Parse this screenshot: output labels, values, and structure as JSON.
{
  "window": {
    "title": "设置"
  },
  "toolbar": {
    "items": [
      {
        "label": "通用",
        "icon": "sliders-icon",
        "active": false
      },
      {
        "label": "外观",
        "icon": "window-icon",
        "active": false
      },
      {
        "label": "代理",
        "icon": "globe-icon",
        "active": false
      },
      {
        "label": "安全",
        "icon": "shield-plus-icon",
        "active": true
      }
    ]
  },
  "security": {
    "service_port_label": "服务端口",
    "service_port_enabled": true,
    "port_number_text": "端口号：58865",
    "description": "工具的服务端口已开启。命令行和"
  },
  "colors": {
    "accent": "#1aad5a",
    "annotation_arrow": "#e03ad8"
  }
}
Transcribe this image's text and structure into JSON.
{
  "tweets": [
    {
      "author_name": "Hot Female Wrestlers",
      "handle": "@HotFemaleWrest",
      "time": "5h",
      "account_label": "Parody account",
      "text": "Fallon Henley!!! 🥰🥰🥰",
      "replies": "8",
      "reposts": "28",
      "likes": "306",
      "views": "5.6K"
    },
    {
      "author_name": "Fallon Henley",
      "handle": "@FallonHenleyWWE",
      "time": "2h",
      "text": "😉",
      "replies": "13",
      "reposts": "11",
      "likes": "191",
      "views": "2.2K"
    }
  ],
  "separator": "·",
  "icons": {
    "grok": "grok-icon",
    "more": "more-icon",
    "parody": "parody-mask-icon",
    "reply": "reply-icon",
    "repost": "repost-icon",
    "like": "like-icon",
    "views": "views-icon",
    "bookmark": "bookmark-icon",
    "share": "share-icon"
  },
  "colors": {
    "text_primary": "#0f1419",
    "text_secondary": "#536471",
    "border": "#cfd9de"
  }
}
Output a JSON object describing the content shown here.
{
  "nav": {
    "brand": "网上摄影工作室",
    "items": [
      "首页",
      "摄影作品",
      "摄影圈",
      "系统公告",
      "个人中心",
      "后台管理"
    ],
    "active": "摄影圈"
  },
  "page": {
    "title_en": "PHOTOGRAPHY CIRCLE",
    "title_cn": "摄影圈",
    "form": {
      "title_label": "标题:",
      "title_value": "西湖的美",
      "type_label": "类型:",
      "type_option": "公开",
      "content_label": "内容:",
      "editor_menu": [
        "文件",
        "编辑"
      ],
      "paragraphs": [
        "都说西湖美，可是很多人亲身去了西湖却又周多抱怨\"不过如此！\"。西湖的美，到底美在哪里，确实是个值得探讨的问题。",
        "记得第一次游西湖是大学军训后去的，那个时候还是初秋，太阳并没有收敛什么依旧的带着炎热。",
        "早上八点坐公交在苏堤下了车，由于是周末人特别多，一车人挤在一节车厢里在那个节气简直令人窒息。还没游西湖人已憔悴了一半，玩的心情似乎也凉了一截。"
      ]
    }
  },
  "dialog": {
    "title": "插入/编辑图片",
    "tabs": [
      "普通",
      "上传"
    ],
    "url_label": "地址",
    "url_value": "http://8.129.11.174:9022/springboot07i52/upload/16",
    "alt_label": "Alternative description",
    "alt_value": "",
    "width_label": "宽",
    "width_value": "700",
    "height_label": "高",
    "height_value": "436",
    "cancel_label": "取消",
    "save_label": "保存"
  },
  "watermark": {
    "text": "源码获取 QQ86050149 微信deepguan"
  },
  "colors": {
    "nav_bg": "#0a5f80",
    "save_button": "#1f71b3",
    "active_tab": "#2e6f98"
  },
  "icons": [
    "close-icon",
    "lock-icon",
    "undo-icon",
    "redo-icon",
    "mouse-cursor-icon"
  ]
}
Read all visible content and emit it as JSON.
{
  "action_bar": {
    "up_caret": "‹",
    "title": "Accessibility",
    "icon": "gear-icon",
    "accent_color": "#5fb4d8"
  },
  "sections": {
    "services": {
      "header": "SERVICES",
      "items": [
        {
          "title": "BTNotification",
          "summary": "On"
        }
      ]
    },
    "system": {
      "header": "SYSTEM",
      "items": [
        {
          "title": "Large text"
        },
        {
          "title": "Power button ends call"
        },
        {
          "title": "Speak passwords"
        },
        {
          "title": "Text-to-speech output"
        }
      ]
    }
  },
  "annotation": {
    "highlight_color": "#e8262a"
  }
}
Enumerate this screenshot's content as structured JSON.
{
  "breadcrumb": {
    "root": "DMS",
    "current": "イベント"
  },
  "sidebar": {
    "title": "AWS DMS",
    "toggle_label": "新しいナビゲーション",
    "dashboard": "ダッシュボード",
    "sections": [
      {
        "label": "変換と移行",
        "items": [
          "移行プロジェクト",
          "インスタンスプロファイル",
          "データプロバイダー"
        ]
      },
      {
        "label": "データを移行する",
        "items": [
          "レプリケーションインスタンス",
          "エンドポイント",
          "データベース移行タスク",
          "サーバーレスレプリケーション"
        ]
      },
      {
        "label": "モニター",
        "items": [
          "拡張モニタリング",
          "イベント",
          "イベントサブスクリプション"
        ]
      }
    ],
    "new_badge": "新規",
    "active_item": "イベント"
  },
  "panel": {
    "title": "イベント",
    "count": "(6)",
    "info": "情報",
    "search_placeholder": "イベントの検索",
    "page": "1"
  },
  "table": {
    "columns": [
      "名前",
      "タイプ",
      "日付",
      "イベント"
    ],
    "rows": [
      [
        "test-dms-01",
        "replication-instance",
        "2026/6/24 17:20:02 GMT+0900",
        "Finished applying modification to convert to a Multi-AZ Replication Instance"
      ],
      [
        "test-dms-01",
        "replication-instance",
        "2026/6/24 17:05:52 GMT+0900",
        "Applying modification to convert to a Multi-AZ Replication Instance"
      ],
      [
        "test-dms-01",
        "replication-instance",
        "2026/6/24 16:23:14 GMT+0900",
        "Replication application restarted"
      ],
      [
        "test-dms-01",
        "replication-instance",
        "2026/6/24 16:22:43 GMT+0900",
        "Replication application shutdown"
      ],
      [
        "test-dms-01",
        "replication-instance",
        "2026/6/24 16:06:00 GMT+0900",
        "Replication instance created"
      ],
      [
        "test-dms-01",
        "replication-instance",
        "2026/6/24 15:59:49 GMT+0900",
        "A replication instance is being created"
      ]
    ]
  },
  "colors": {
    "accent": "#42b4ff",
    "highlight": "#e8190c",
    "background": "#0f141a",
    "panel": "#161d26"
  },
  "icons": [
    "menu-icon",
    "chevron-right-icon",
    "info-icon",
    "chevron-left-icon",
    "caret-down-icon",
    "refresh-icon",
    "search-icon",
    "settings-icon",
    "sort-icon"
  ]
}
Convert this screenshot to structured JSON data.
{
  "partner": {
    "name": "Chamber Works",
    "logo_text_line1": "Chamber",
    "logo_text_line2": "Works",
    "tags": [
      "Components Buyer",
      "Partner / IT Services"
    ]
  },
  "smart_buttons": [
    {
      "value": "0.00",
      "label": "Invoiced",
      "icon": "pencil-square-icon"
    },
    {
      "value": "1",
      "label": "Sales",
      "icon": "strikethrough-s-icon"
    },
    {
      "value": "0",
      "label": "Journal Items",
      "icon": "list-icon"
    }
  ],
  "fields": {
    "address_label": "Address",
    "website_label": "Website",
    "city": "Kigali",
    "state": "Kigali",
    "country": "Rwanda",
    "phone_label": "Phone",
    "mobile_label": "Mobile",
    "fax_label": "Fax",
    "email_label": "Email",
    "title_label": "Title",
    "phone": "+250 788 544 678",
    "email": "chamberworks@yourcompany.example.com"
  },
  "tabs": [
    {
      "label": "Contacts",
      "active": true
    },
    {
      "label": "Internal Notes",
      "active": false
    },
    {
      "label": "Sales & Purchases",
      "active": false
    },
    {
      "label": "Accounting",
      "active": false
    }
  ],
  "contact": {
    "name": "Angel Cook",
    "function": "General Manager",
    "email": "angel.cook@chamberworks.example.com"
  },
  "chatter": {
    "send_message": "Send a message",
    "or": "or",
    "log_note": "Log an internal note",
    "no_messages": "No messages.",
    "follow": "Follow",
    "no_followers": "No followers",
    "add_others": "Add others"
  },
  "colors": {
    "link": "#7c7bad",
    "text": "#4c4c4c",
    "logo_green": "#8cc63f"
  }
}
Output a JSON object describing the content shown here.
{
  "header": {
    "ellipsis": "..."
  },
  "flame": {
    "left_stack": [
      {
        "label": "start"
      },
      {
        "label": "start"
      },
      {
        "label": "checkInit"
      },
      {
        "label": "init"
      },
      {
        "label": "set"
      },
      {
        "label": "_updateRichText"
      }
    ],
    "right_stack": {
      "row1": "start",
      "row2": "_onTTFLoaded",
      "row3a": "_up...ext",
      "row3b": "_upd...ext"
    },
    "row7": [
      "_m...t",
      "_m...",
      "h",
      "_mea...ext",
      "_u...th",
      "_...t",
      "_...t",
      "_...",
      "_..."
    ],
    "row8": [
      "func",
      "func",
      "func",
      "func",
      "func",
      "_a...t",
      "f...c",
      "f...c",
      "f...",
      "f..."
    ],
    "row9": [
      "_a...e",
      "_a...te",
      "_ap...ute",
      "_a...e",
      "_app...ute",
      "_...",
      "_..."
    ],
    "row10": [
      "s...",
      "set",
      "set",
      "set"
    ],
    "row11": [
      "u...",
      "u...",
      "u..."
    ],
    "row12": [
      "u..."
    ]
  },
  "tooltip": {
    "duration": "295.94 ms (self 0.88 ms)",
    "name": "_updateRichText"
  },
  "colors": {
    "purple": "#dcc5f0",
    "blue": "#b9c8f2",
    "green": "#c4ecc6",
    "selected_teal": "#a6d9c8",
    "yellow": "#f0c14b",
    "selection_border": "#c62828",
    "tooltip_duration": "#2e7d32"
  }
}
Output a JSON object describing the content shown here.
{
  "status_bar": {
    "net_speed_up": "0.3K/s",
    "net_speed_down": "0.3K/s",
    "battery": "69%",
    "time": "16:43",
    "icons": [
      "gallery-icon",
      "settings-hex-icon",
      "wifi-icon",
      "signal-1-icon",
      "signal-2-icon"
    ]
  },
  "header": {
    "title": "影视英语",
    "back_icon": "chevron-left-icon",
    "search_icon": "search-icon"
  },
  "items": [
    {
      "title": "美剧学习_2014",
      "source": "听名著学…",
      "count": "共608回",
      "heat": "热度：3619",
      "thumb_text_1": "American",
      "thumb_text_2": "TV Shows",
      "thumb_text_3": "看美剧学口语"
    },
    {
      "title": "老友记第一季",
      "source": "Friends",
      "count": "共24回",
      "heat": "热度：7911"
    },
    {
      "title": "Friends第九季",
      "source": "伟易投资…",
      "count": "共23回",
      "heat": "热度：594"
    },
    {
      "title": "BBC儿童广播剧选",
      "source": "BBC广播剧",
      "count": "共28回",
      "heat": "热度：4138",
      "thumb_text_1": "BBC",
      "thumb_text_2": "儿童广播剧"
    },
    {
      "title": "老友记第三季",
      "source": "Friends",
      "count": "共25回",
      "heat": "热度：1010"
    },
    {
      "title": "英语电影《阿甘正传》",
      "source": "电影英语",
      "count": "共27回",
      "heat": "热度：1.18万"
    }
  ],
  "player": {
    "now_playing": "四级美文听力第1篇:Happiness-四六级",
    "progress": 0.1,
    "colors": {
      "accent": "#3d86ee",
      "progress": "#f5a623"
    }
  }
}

◆ ◆ ◆

== Written problem ==
Find each line with the string "chamberworks" and copy it out.

== Response to the task ==
    "email": "chamberworks@yourcompany.example.com"
    "email": "angel.cook@chamberworks.example.com"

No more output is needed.